Of all the lines in the material, how many include the word "name"? Reply with the number alone.

start Material

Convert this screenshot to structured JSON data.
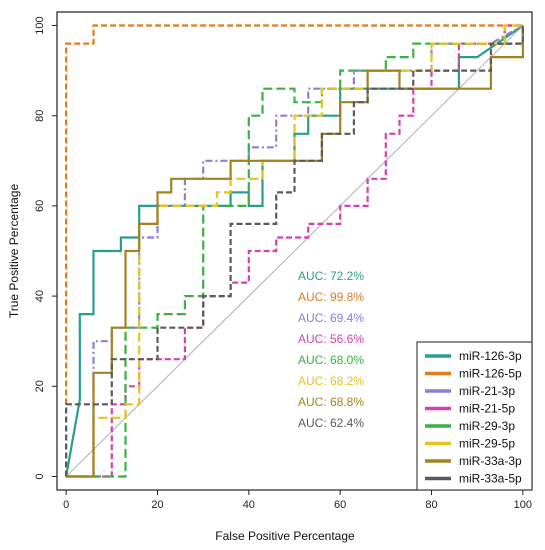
{
  "chart_data": {
    "type": "line",
    "xlabel": "False Positive Percentage",
    "ylabel": "True Positive Percentage",
    "xlim": [
      -2,
      102
    ],
    "ylim": [
      -3,
      103
    ],
    "x_ticks": [
      0,
      20,
      40,
      60,
      80,
      100
    ],
    "y_ticks": [
      0,
      20,
      40,
      60,
      80,
      100
    ],
    "x_tick_labels": [
      "0",
      "20",
      "40",
      "60",
      "80",
      "100"
    ],
    "y_tick_labels": [
      "0",
      "20",
      "40",
      "60",
      "80",
      "100"
    ],
    "legend_position": "bottom-right",
    "series": [
      {
        "name": "miR-126-3p",
        "color": "#2a9d8f",
        "dash": "solid",
        "auc_label": "AUC: 72.2%",
        "points": [
          [
            0,
            0
          ],
          [
            3,
            17
          ],
          [
            3,
            36
          ],
          [
            6,
            36
          ],
          [
            6,
            50
          ],
          [
            12,
            50
          ],
          [
            12,
            53
          ],
          [
            16,
            53
          ],
          [
            16,
            60
          ],
          [
            36,
            60
          ],
          [
            36,
            63
          ],
          [
            40,
            63
          ],
          [
            40,
            60
          ],
          [
            43,
            60
          ],
          [
            43,
            70
          ],
          [
            50,
            70
          ],
          [
            50,
            76
          ],
          [
            53,
            76
          ],
          [
            53,
            80
          ],
          [
            60,
            80
          ],
          [
            60,
            86
          ],
          [
            86,
            86
          ],
          [
            86,
            93
          ],
          [
            90,
            93
          ],
          [
            100,
            100
          ]
        ]
      },
      {
        "name": "miR-126-5p",
        "color": "#e07b1f",
        "dash": "dashed",
        "auc_label": "AUC: 99.8%",
        "points": [
          [
            0,
            0
          ],
          [
            0,
            96
          ],
          [
            6,
            96
          ],
          [
            6,
            100
          ],
          [
            100,
            100
          ]
        ]
      },
      {
        "name": "miR-21-3p",
        "color": "#8b7fd6",
        "dash": "dotdash",
        "auc_label": "AUC: 69.4%",
        "points": [
          [
            0,
            0
          ],
          [
            6,
            0
          ],
          [
            6,
            30
          ],
          [
            10,
            30
          ],
          [
            10,
            33
          ],
          [
            16,
            33
          ],
          [
            16,
            53
          ],
          [
            20,
            53
          ],
          [
            20,
            60
          ],
          [
            26,
            60
          ],
          [
            26,
            66
          ],
          [
            30,
            66
          ],
          [
            30,
            70
          ],
          [
            40,
            70
          ],
          [
            40,
            73
          ],
          [
            46,
            73
          ],
          [
            46,
            80
          ],
          [
            53,
            80
          ],
          [
            53,
            86
          ],
          [
            63,
            86
          ],
          [
            63,
            90
          ],
          [
            80,
            90
          ],
          [
            80,
            96
          ],
          [
            93,
            96
          ],
          [
            100,
            100
          ]
        ]
      },
      {
        "name": "miR-21-5p",
        "color": "#d63fb0",
        "dash": "dashed",
        "auc_label": "AUC: 56.6%",
        "points": [
          [
            0,
            0
          ],
          [
            10,
            0
          ],
          [
            10,
            16
          ],
          [
            13,
            16
          ],
          [
            13,
            20
          ],
          [
            16,
            20
          ],
          [
            16,
            26
          ],
          [
            26,
            26
          ],
          [
            26,
            33
          ],
          [
            30,
            33
          ],
          [
            30,
            40
          ],
          [
            36,
            40
          ],
          [
            36,
            43
          ],
          [
            40,
            43
          ],
          [
            40,
            50
          ],
          [
            46,
            50
          ],
          [
            46,
            53
          ],
          [
            53,
            53
          ],
          [
            53,
            56
          ],
          [
            60,
            56
          ],
          [
            60,
            60
          ],
          [
            66,
            60
          ],
          [
            66,
            66
          ],
          [
            70,
            66
          ],
          [
            70,
            76
          ],
          [
            73,
            76
          ],
          [
            73,
            80
          ],
          [
            76,
            80
          ],
          [
            76,
            86
          ],
          [
            80,
            86
          ],
          [
            80,
            90
          ],
          [
            86,
            90
          ],
          [
            86,
            96
          ],
          [
            96,
            96
          ],
          [
            96,
            100
          ],
          [
            100,
            100
          ]
        ]
      },
      {
        "name": "miR-29-3p",
        "color": "#3cb043",
        "dash": "longdash",
        "auc_label": "AUC: 68.0%",
        "points": [
          [
            0,
            0
          ],
          [
            13,
            0
          ],
          [
            13,
            33
          ],
          [
            20,
            33
          ],
          [
            20,
            36
          ],
          [
            26,
            36
          ],
          [
            26,
            40
          ],
          [
            30,
            40
          ],
          [
            30,
            60
          ],
          [
            40,
            60
          ],
          [
            40,
            80
          ],
          [
            43,
            80
          ],
          [
            43,
            86
          ],
          [
            50,
            86
          ],
          [
            50,
            83
          ],
          [
            56,
            83
          ],
          [
            56,
            86
          ],
          [
            60,
            86
          ],
          [
            60,
            90
          ],
          [
            70,
            90
          ],
          [
            70,
            93
          ],
          [
            76,
            93
          ],
          [
            76,
            96
          ],
          [
            100,
            96
          ],
          [
            100,
            100
          ]
        ]
      },
      {
        "name": "miR-29-5p",
        "color": "#e8c21e",
        "dash": "longdash",
        "auc_label": "AUC: 68.2%",
        "points": [
          [
            0,
            0
          ],
          [
            6,
            0
          ],
          [
            6,
            13
          ],
          [
            13,
            13
          ],
          [
            13,
            16
          ],
          [
            16,
            16
          ],
          [
            16,
            56
          ],
          [
            20,
            56
          ],
          [
            20,
            60
          ],
          [
            33,
            60
          ],
          [
            33,
            63
          ],
          [
            36,
            63
          ],
          [
            36,
            66
          ],
          [
            43,
            66
          ],
          [
            43,
            70
          ],
          [
            50,
            70
          ],
          [
            50,
            80
          ],
          [
            56,
            80
          ],
          [
            56,
            86
          ],
          [
            66,
            86
          ],
          [
            66,
            90
          ],
          [
            80,
            90
          ],
          [
            80,
            96
          ],
          [
            96,
            96
          ],
          [
            96,
            100
          ],
          [
            100,
            100
          ]
        ]
      },
      {
        "name": "miR-33a-3p",
        "color": "#a3821f",
        "dash": "solid",
        "auc_label": "AUC: 68.8%",
        "points": [
          [
            0,
            0
          ],
          [
            6,
            0
          ],
          [
            6,
            23
          ],
          [
            10,
            23
          ],
          [
            10,
            33
          ],
          [
            13,
            33
          ],
          [
            13,
            50
          ],
          [
            16,
            50
          ],
          [
            16,
            56
          ],
          [
            20,
            56
          ],
          [
            20,
            63
          ],
          [
            23,
            63
          ],
          [
            23,
            66
          ],
          [
            36,
            66
          ],
          [
            36,
            70
          ],
          [
            56,
            70
          ],
          [
            56,
            76
          ],
          [
            60,
            76
          ],
          [
            60,
            83
          ],
          [
            66,
            83
          ],
          [
            66,
            90
          ],
          [
            73,
            90
          ],
          [
            73,
            86
          ],
          [
            93,
            86
          ],
          [
            93,
            93
          ],
          [
            100,
            93
          ],
          [
            100,
            100
          ]
        ]
      },
      {
        "name": "miR-33a-5p",
        "color": "#5a5a5a",
        "dash": "dashed",
        "auc_label": "AUC: 62.4%",
        "points": [
          [
            0,
            0
          ],
          [
            0,
            16
          ],
          [
            10,
            16
          ],
          [
            10,
            26
          ],
          [
            20,
            26
          ],
          [
            20,
            33
          ],
          [
            30,
            33
          ],
          [
            30,
            40
          ],
          [
            36,
            40
          ],
          [
            36,
            56
          ],
          [
            46,
            56
          ],
          [
            46,
            63
          ],
          [
            50,
            63
          ],
          [
            50,
            70
          ],
          [
            56,
            70
          ],
          [
            56,
            76
          ],
          [
            63,
            76
          ],
          [
            63,
            83
          ],
          [
            66,
            83
          ],
          [
            66,
            86
          ],
          [
            76,
            86
          ],
          [
            76,
            90
          ],
          [
            93,
            90
          ],
          [
            93,
            96
          ],
          [
            100,
            96
          ],
          [
            100,
            100
          ]
        ]
      }
    ]
  }
}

end Material

◆ **Final result**: 8